→ What is being asked: Every record below is to be retyped exactly.

[Records from a dataset]
════════

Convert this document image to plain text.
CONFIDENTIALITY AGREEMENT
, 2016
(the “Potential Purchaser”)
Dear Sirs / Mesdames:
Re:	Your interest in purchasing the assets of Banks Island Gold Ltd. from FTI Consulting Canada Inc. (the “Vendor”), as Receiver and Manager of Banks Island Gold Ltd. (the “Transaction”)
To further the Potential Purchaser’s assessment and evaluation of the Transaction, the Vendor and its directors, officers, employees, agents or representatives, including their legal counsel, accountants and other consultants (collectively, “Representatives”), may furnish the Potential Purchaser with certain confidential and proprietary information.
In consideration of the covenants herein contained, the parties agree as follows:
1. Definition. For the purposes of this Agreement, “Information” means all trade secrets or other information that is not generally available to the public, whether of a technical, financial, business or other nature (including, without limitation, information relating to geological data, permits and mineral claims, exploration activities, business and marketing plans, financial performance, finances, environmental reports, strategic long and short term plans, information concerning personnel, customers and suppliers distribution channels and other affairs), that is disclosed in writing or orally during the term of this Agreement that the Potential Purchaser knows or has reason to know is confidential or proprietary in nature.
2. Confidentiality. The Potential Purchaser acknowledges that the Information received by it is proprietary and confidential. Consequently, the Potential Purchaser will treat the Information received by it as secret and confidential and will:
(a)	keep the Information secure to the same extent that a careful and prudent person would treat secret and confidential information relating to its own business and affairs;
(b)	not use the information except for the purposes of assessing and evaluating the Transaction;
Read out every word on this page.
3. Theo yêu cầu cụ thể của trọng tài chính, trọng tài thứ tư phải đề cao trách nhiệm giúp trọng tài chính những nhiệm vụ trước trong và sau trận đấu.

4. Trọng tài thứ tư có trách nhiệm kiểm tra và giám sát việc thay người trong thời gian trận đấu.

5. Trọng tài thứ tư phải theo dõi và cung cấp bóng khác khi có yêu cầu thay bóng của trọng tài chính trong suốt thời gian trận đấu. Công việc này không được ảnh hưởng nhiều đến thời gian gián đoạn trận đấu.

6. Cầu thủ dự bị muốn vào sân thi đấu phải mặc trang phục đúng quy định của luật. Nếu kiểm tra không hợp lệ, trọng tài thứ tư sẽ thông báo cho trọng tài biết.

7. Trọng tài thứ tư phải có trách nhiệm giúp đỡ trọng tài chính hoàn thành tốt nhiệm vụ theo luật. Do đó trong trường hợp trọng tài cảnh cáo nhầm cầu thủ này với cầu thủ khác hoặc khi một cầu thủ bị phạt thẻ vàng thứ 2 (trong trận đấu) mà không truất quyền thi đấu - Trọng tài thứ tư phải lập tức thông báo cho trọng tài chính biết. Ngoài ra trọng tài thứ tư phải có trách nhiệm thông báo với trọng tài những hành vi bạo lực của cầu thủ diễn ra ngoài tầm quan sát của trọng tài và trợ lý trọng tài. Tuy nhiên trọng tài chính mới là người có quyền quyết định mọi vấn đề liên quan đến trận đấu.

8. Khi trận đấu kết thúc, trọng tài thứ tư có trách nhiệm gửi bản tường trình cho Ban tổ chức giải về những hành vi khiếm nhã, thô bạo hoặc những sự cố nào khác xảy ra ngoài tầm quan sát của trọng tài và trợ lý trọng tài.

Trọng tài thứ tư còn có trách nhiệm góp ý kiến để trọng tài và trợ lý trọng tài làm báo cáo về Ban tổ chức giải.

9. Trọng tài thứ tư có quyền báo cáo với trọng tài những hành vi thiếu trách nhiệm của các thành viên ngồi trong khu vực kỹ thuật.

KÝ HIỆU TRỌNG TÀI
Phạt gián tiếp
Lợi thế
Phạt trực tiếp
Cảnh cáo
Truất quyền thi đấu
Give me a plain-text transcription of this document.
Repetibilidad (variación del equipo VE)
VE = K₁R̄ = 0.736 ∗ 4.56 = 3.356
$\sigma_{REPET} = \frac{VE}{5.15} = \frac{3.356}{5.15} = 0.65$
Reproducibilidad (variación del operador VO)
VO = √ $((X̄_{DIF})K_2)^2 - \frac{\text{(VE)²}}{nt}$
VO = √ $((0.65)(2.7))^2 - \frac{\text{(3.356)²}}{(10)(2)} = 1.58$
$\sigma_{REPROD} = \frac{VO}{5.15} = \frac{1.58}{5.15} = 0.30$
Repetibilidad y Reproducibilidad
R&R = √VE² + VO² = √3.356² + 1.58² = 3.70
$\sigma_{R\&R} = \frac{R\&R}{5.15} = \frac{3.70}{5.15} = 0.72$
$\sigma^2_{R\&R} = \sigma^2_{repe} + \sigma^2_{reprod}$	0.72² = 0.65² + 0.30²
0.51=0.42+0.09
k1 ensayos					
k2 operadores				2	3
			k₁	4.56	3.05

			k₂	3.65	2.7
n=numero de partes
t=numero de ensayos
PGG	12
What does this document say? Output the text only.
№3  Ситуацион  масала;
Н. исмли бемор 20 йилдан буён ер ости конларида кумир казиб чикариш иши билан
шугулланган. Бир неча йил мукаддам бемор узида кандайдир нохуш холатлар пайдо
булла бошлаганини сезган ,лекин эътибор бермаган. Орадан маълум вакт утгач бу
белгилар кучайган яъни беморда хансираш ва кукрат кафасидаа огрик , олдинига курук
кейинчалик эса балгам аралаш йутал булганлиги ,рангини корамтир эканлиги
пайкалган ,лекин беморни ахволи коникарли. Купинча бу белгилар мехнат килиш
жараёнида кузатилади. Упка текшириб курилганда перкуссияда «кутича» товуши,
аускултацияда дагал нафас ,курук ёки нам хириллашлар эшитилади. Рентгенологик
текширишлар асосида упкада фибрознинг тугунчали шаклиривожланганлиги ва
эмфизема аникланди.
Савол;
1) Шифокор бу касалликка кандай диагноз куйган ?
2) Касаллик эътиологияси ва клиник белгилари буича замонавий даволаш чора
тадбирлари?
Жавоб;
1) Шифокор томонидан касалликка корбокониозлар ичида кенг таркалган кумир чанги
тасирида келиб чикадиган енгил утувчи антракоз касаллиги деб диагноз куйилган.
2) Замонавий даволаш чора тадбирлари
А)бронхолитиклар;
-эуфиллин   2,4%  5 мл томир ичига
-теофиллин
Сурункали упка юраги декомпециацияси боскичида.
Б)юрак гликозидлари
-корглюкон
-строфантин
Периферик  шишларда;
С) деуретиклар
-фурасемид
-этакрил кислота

════════

→ Task output:
Convert this document image to plain text.
CONFIDENTIALITY AGREEMENT
, 2016
(the “Potential Purchaser”)
Dear Sirs / Mesdames:
Re:	Your interest in purchasing the assets of Banks Island Gold Ltd. from FTI Consulting Canada Inc. (the “Vendor”), as Receiver and Manager of Banks Island Gold Ltd. (the “Transaction”)
To further the Potential Purchaser’s assessment and evaluation of the Transaction, the Vendor and its directors, officers, employees, agents or representatives, including their legal counsel, accountants and other consultants (collectively, “Representatives”), may furnish the Potential Purchaser with certain confidential and proprietary information.
In consideration of the covenants herein contained, the parties agree as follows:
1. Definition. For the purposes of this Agreement, “Information” means all trade secrets or other information that is not generally available to the public, whether of a technical, financial, business or other nature (including, without limitation, information relating to geological data, permits and mineral claims, exploration activities, business and marketing plans, financial performance, finances, environmental reports, strategic long and short term plans, information concerning personnel, customers and suppliers distribution channels and other affairs), that is disclosed in writing or orally during the term of this Agreement that the Potential Purchaser knows or has reason to know is confidential or proprietary in nature.
2. Confidentiality. The Potential Purchaser acknowledges that the Information received by it is proprietary and confidential. Consequently, the Potential Purchaser will treat the Information received by it as secret and confidential and will:
(a)	keep the Information secure to the same extent that a careful and prudent person would treat secret and confidential information relating to its own business and affairs;
(b)	not use the information except for the purposes of assessing and evaluating the Transaction;
Read out every word on this page.
3. Theo yêu cầu cụ thể của trọng tài chính, trọng tài thứ tư phải đề cao trách nhiệm giúp trọng tài chính những nhiệm vụ trước trong và sau trận đấu.

4. Trọng tài thứ tư có trách nhiệm kiểm tra và giám sát việc thay người trong thời gian trận đấu.

5. Trọng tài thứ tư phải theo dõi và cung cấp bóng khác khi có yêu cầu thay bóng của trọng tài chính trong suốt thời gian trận đấu. Công việc này không được ảnh hưởng nhiều đến thời gian gián đoạn trận đấu.

6. Cầu thủ dự bị muốn vào sân thi đấu phải mặc trang phục đúng quy định của luật. Nếu kiểm tra không hợp lệ, trọng tài thứ tư sẽ thông báo cho trọng tài biết.

7. Trọng tài thứ tư phải có trách nhiệm giúp đỡ trọng tài chính hoàn thành tốt nhiệm vụ theo luật. Do đó trong trường hợp trọng tài cảnh cáo nhầm cầu thủ này với cầu thủ khác hoặc khi một cầu thủ bị phạt thẻ vàng thứ 2 (trong trận đấu) mà không truất quyền thi đấu - Trọng tài thứ tư phải lập tức thông báo cho trọng tài chính biết. Ngoài ra trọng tài thứ tư phải có trách nhiệm thông báo với trọng tài những hành vi bạo lực của cầu thủ diễn ra ngoài tầm quan sát của trọng tài và trợ lý trọng tài. Tuy nhiên trọng tài chính mới là người có quyền quyết định mọi vấn đề liên quan đến trận đấu.

8. Khi trận đấu kết thúc, trọng tài thứ tư có trách nhiệm gửi bản tường trình cho Ban tổ chức giải về những hành vi khiếm nhã, thô bạo hoặc những sự cố nào khác xảy ra ngoài tầm quan sát của trọng tài và trợ lý trọng tài.

Trọng tài thứ tư còn có trách nhiệm góp ý kiến để trọng tài và trợ lý trọng tài làm báo cáo về Ban tổ chức giải.

9. Trọng tài thứ tư có quyền báo cáo với trọng tài những hành vi thiếu trách nhiệm của các thành viên ngồi trong khu vực kỹ thuật.

KÝ HIỆU TRỌNG TÀI
Phạt gián tiếp
Lợi thế
Phạt trực tiếp
Cảnh cáo
Truất quyền thi đấu
Give me a plain-text transcription of this document.
Repetibilidad (variación del equipo VE)
VE = K₁R̄ = 0.736 ∗ 4.56 = 3.356
$\sigma_{REPET} = \frac{VE}{5.15} = \frac{3.356}{5.15} = 0.65$
Reproducibilidad (variación del operador VO)
VO = √ $((X̄_{DIF})K_2)^2 - \frac{\text{(VE)²}}{nt}$
VO = √ $((0.65)(2.7))^2 - \frac{\text{(3.356)²}}{(10)(2)} = 1.58$
$\sigma_{REPROD} = \frac{VO}{5.15} = \frac{1.58}{5.15} = 0.30$
Repetibilidad y Reproducibilidad
R&R = √VE² + VO² = √3.356² + 1.58² = 3.70
$\sigma_{R\&R} = \frac{R\&R}{5.15} = \frac{3.70}{5.15} = 0.72$
$\sigma^2_{R\&R} = \sigma^2_{repe} + \sigma^2_{reprod}$	0.72² = 0.65² + 0.30²
0.51=0.42+0.09
k1 ensayos					
k2 operadores				2	3
			k₁	4.56	3.05

			k₂	3.65	2.7
n=numero de partes
t=numero de ensayos
PGG	12
What does this document say? Output the text only.
№3  Ситуацион  масала;
Н. исмли бемор 20 йилдан буён ер ости конларида кумир казиб чикариш иши билан
шугулланган. Бир неча йил мукаддам бемор узида кандайдир нохуш холатлар пайдо
булла бошлаганини сезган ,лекин эътибор бермаган. Орадан маълум вакт утгач бу
белгилар кучайган яъни беморда хансираш ва кукрат кафасидаа огрик , олдинига курук
кейинчалик эса балгам аралаш йутал булганлиги ,рангини корамтир эканлиги
пайкалган ,лекин беморни ахволи коникарли. Купинча бу белгилар мехнат килиш
жараёнида кузатилади. Упка текшириб курилганда перкуссияда «кутича» товуши,
аускултацияда дагал нафас ,курук ёки нам хириллашлар эшитилади. Рентгенологик
текширишлар асосида упкада фибрознинг тугунчали шаклиривожланганлиги ва
эмфизема аникланди.
Савол;
1) Шифокор бу касалликка кандай диагноз куйган ?
2) Касаллик эътиологияси ва клиник белгилари буича замонавий даволаш чора
тадбирлари?
Жавоб;
1) Шифокор томонидан касалликка корбокониозлар ичида кенг таркалган кумир чанги
тасирида келиб чикадиган енгил утувчи антракоз касаллиги деб диагноз куйилган.
2) Замонавий даволаш чора тадбирлари
А)бронхолитиклар;
-эуфиллин   2,4%  5 мл томир ичига
-теофиллин
Сурункали упка юраги декомпециацияси боскичида.
Б)юрак гликозидлари
-корглюкон
-строфантин
Периферик  шишларда;
С) деуретиклар
-фурасемид
-этакрил кислота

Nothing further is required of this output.